* START Exercise data *

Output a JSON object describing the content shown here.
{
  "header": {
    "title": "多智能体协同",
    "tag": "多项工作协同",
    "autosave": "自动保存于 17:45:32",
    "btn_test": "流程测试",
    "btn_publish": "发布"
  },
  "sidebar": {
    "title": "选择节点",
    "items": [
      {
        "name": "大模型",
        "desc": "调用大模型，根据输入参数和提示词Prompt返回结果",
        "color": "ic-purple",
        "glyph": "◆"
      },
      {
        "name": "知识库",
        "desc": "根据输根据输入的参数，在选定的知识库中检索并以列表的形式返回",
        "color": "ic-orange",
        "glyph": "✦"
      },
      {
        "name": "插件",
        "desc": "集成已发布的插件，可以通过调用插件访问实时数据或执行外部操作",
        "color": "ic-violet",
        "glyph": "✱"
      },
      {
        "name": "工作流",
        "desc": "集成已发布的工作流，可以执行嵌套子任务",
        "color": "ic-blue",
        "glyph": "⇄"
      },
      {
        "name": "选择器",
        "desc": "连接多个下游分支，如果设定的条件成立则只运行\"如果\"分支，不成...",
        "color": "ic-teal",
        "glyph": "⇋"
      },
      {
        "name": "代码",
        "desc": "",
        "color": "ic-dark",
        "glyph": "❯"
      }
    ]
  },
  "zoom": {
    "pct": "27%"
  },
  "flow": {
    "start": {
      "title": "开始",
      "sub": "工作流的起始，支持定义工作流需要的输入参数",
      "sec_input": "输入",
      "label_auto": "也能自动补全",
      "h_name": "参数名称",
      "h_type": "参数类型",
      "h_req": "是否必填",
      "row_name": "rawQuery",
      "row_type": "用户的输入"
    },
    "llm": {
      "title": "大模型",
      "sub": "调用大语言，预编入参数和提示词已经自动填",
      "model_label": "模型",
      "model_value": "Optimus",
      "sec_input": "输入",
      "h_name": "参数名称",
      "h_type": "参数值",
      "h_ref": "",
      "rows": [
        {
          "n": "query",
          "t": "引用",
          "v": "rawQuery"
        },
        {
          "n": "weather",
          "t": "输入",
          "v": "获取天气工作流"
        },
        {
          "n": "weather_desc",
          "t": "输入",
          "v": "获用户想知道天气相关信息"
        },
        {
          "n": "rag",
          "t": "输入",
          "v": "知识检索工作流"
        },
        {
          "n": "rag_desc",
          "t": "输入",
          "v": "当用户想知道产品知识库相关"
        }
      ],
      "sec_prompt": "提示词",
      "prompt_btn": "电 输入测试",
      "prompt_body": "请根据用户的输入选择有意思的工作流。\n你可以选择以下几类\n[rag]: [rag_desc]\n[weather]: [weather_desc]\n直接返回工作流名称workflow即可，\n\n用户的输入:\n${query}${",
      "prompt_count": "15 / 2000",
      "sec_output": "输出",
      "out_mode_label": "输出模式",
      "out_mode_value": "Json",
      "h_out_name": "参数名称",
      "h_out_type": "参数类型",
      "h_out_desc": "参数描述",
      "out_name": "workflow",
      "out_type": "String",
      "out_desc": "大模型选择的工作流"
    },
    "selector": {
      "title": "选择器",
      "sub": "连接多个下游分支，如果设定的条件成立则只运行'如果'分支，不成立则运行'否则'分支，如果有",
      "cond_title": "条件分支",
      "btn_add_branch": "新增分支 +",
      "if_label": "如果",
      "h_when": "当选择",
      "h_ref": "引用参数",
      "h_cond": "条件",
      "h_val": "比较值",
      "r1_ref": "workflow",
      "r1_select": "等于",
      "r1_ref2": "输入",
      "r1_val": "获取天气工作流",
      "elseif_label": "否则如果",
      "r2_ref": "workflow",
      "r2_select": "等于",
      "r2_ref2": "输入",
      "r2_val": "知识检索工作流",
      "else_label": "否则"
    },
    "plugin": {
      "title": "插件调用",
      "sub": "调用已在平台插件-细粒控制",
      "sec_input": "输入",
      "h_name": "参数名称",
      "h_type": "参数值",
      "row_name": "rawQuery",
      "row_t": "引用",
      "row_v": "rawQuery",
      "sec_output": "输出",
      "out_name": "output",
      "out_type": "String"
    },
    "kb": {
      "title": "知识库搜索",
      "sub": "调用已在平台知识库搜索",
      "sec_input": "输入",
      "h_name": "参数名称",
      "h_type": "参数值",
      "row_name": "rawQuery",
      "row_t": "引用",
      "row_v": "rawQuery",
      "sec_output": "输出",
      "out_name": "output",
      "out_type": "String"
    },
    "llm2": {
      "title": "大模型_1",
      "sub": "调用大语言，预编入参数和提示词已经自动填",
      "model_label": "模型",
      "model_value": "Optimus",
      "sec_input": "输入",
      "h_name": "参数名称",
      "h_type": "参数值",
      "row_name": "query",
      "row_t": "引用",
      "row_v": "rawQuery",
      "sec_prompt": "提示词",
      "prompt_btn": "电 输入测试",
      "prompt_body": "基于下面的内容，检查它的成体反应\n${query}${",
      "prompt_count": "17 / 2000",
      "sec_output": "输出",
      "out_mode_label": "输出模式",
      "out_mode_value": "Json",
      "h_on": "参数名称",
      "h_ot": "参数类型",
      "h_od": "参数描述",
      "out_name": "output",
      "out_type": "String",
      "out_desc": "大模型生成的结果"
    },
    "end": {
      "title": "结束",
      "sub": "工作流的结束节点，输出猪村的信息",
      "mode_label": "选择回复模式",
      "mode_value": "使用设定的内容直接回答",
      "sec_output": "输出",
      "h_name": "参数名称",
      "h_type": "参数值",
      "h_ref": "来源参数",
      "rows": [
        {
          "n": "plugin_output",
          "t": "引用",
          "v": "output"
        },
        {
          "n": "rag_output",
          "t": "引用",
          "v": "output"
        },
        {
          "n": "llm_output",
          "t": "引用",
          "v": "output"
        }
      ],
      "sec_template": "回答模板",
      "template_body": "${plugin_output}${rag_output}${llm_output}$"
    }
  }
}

* END Exercise data *

§ Problem statement: Set every line of the listing down word for word.

§ Full answer:
Output a JSON object describing the content shown here.
{
  "header": {
    "title": "多智能体协同",
    "tag": "多项工作协同",
    "autosave": "自动保存于 17:45:32",
    "btn_test": "流程测试",
    "btn_publish": "发布"
  },
  "sidebar": {
    "title": "选择节点",
    "items": [
      {
        "name": "大模型",
        "desc": "调用大模型，根据输入参数和提示词Prompt返回结果",
        "color": "ic-purple",
        "glyph": "◆"
      },
      {
        "name": "知识库",
        "desc": "根据输根据输入的参数，在选定的知识库中检索并以列表的形式返回",
        "color": "ic-orange",
        "glyph": "✦"
      },
      {
        "name": "插件",
        "desc": "集成已发布的插件，可以通过调用插件访问实时数据或执行外部操作",
        "color": "ic-violet",
        "glyph": "✱"
      },
      {
        "name": "工作流",
        "desc": "集成已发布的工作流，可以执行嵌套子任务",
        "color": "ic-blue",
        "glyph": "⇄"
      },
      {
        "name": "选择器",
        "desc": "连接多个下游分支，如果设定的条件成立则只运行\"如果\"分支，不成...",
        "color": "ic-teal",
        "glyph": "⇋"
      },
      {
        "name": "代码",
        "desc": "",
        "color": "ic-dark",
        "glyph": "❯"
      }
    ]
  },
  "zoom": {
    "pct": "27%"
  },
  "flow": {
    "start": {
      "title": "开始",
      "sub": "工作流的起始，支持定义工作流需要的输入参数",
      "sec_input": "输入",
      "label_auto": "也能自动补全",
      "h_name": "参数名称",
      "h_type": "参数类型",
      "h_req": "是否必填",
      "row_name": "rawQuery",
      "row_type": "用户的输入"
    },
    "llm": {
      "title": "大模型",
      "sub": "调用大语言，预编入参数和提示词已经自动填",
      "model_label": "模型",
      "model_value": "Optimus",
      "sec_input": "输入",
      "h_name": "参数名称",
      "h_type": "参数值",
      "h_ref": "",
      "rows": [
        {
          "n": "query",
          "t": "引用",
          "v": "rawQuery"
        },
        {
          "n": "weather",
          "t": "输入",
          "v": "获取天气工作流"
        },
        {
          "n": "weather_desc",
          "t": "输入",
          "v": "获用户想知道天气相关信息"
        },
        {
          "n": "rag",
          "t": "输入",
          "v": "知识检索工作流"
        },
        {
          "n": "rag_desc",
          "t": "输入",
          "v": "当用户想知道产品知识库相关"
        }
      ],
      "sec_prompt": "提示词",
      "prompt_btn": "电 输入测试",
      "prompt_body": "请根据用户的输入选择有意思的工作流。\n你可以选择以下几类\n[rag]: [rag_desc]\n[weather]: [weather_desc]\n直接返回工作流名称workflow即可，\n\n用户的输入:\n${query}${",
      "prompt_count": "15 / 2000",
      "sec_output": "输出",
      "out_mode_label": "输出模式",
      "out_mode_value": "Json",
      "h_out_name": "参数名称",
      "h_out_type": "参数类型",
      "h_out_desc": "参数描述",
      "out_name": "workflow",
      "out_type": "String",
      "out_desc": "大模型选择的工作流"
    },
    "selector": {
      "title": "选择器",
      "sub": "连接多个下游分支，如果设定的条件成立则只运行'如果'分支，不成立则运行'否则'分支，如果有",
      "cond_title": "条件分支",
      "btn_add_branch": "新增分支 +",
      "if_label": "如果",
      "h_when": "当选择",
      "h_ref": "引用参数",
      "h_cond": "条件",
      "h_val": "比较值",
      "r1_ref": "workflow",
      "r1_select": "等于",
      "r1_ref2": "输入",
      "r1_val": "获取天气工作流",
      "elseif_label": "否则如果",
      "r2_ref": "workflow",
      "r2_select": "等于",
      "r2_ref2": "输入",
      "r2_val": "知识检索工作流",
      "else_label": "否则"
    },
    "plugin": {
      "title": "插件调用",
      "sub": "调用已在平台插件-细粒控制",
      "sec_input": "输入",
      "h_name": "参数名称",
      "h_type": "参数值",
      "row_name": "rawQuery",
      "row_t": "引用",
      "row_v": "rawQuery",
      "sec_output": "输出",
      "out_name": "output",
      "out_type": "String"
    },
    "kb": {
      "title": "知识库搜索",
      "sub": "调用已在平台知识库搜索",
      "sec_input": "输入",
      "h_name": "参数名称",
      "h_type": "参数值",
      "row_name": "rawQuery",
      "row_t": "引用",
      "row_v": "rawQuery",
      "sec_output": "输出",
      "out_name": "output",
      "out_type": "String"
    },
    "llm2": {
      "title": "大模型_1",
      "sub": "调用大语言，预编入参数和提示词已经自动填",
      "model_label": "模型",
      "model_value": "Optimus",
      "sec_input": "输入",
      "h_name": "参数名称",
      "h_type": "参数值",
      "row_name": "query",
      "row_t": "引用",
      "row_v": "rawQuery",
      "sec_prompt": "提示词",
      "prompt_btn": "电 输入测试",
      "prompt_body": "基于下面的内容，检查它的成体反应\n${query}${",
      "prompt_count": "17 / 2000",
      "sec_output": "输出",
      "out_mode_label": "输出模式",
      "out_mode_value": "Json",
      "h_on": "参数名称",
      "h_ot": "参数类型",
      "h_od": "参数描述",
      "out_name": "output",
      "out_type": "String",
      "out_desc": "大模型生成的结果"
    },
    "end": {
      "title": "结束",
      "sub": "工作流的结束节点，输出猪村的信息",
      "mode_label": "选择回复模式",
      "mode_value": "使用设定的内容直接回答",
      "sec_output": "输出",
      "h_name": "参数名称",
      "h_type": "参数值",
      "h_ref": "来源参数",
      "rows": [
        {
          "n": "plugin_output",
          "t": "引用",
          "v": "output"
        },
        {
          "n": "rag_output",
          "t": "引用",
          "v": "output"
        },
        {
          "n": "llm_output",
          "t": "引用",
          "v": "output"
        }
      ],
      "sec_template": "回答模板",
      "template_body": "${plugin_output}${rag_output}${llm_output}$"
    }
  }
}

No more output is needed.